Problem to work on -> Filter the lines below, copying only those with the string "type".

▼

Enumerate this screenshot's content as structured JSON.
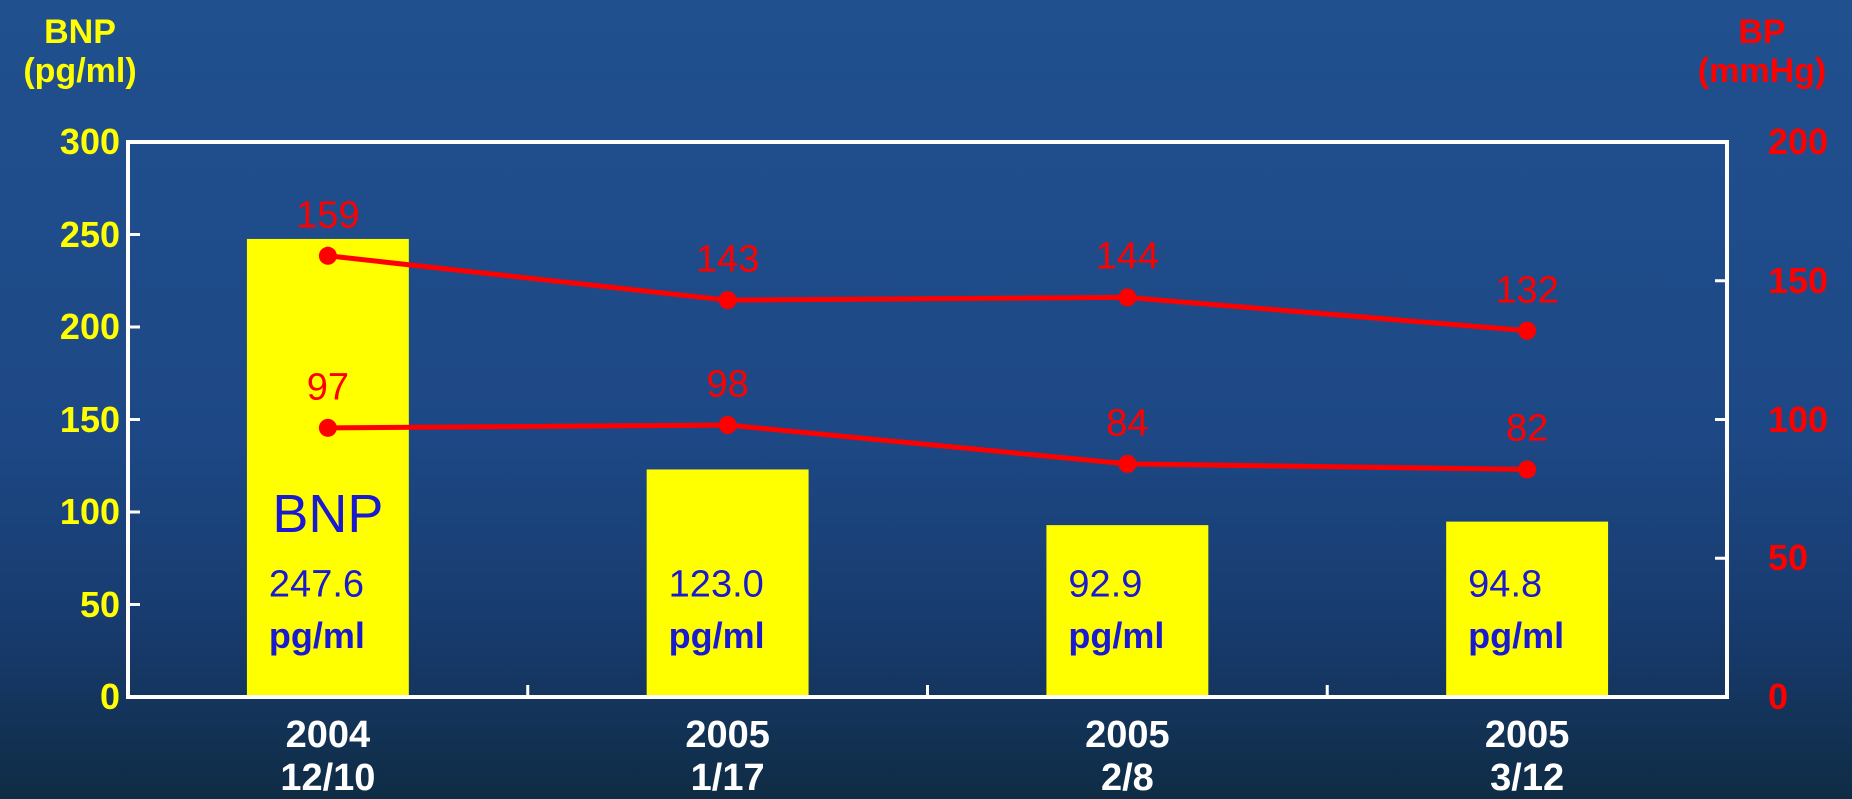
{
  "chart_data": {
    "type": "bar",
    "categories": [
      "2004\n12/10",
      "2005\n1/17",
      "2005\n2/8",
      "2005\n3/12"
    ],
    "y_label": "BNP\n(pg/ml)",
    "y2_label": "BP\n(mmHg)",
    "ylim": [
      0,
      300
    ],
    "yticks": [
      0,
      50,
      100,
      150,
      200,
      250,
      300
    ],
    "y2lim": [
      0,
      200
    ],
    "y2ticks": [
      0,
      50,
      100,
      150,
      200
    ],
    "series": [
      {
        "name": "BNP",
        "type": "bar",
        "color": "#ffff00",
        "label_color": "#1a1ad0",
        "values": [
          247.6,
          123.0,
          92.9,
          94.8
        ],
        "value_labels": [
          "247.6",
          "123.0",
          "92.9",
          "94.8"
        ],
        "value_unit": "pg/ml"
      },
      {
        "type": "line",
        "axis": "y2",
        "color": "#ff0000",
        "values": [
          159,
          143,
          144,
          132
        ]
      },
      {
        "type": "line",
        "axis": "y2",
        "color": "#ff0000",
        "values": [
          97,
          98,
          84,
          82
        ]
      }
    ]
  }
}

▲

Complete answer ->
    "type": "bar",
        "type": "bar",
        "type": "line",
        "type": "line",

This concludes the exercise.